## DESCRIPTION OF THE TASK
Give every entry again, word for word and in full.

## DATA SHOWN
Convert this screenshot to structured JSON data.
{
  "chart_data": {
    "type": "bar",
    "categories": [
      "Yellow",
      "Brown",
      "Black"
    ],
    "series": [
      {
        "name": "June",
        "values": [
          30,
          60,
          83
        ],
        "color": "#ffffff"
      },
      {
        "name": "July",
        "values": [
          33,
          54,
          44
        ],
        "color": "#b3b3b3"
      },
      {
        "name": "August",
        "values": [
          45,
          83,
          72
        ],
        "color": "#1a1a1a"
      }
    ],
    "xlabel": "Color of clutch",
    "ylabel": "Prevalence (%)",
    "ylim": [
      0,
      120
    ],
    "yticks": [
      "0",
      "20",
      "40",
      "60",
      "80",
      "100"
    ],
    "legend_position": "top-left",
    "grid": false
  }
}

## SOLUTION TO THIS EXERCISE
Convert this screenshot to structured JSON data.
{
  "chart_data": {
    "type": "bar",
    "categories": [
      "Yellow",
      "Brown",
      "Black"
    ],
    "series": [
      {
        "name": "June",
        "values": [
          30,
          60,
          83
        ],
        "color": "#ffffff"
      },
      {
        "name": "July",
        "values": [
          33,
          54,
          44
        ],
        "color": "#b3b3b3"
      },
      {
        "name": "August",
        "values": [
          45,
          83,
          72
        ],
        "color": "#1a1a1a"
      }
    ],
    "xlabel": "Color of clutch",
    "ylabel": "Prevalence (%)",
    "ylim": [
      0,
      120
    ],
    "yticks": [
      "0",
      "20",
      "40",
      "60",
      "80",
      "100"
    ],
    "legend_position": "top-left",
    "grid": false
  }
}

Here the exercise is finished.